Dataset content

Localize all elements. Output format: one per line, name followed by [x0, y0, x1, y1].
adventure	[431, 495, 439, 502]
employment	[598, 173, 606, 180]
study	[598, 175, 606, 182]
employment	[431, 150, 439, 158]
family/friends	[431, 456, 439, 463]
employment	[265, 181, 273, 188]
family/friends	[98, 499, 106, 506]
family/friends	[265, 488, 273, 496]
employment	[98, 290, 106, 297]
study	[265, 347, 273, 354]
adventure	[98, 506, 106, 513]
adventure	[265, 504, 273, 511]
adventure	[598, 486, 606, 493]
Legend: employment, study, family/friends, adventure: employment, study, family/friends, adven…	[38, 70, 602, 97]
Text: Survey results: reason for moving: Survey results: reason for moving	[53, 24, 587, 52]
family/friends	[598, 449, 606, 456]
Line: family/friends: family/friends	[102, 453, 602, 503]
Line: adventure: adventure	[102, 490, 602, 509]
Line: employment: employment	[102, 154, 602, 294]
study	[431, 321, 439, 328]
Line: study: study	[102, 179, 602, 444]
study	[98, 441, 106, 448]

Written exercise
Reproduce every entry above verbatim, line for line, including the instruction line at the top.

Full output
Localize all elements. Output format: one per line, name followed by [x0, y0, x1, y1].
adventure	[431, 495, 439, 502]
employment	[598, 173, 606, 180]
study	[598, 175, 606, 182]
employment	[431, 150, 439, 158]
family/friends	[431, 456, 439, 463]
employment	[265, 181, 273, 188]
family/friends	[98, 499, 106, 506]
family/friends	[265, 488, 273, 496]
employment	[98, 290, 106, 297]
study	[265, 347, 273, 354]
adventure	[98, 506, 106, 513]
adventure	[265, 504, 273, 511]
adventure	[598, 486, 606, 493]
Legend: employment, study, family/friends, adventure: employment, study, family/friends, adven…	[38, 70, 602, 97]
Text: Survey results: reason for moving: Survey results: reason for moving	[53, 24, 587, 52]
family/friends	[598, 449, 606, 456]
Line: family/friends: family/friends	[102, 453, 602, 503]
Line: adventure: adventure	[102, 490, 602, 509]
Line: employment: employment	[102, 154, 602, 294]
study	[431, 321, 439, 328]
Line: study: study	[102, 179, 602, 444]
study	[98, 441, 106, 448]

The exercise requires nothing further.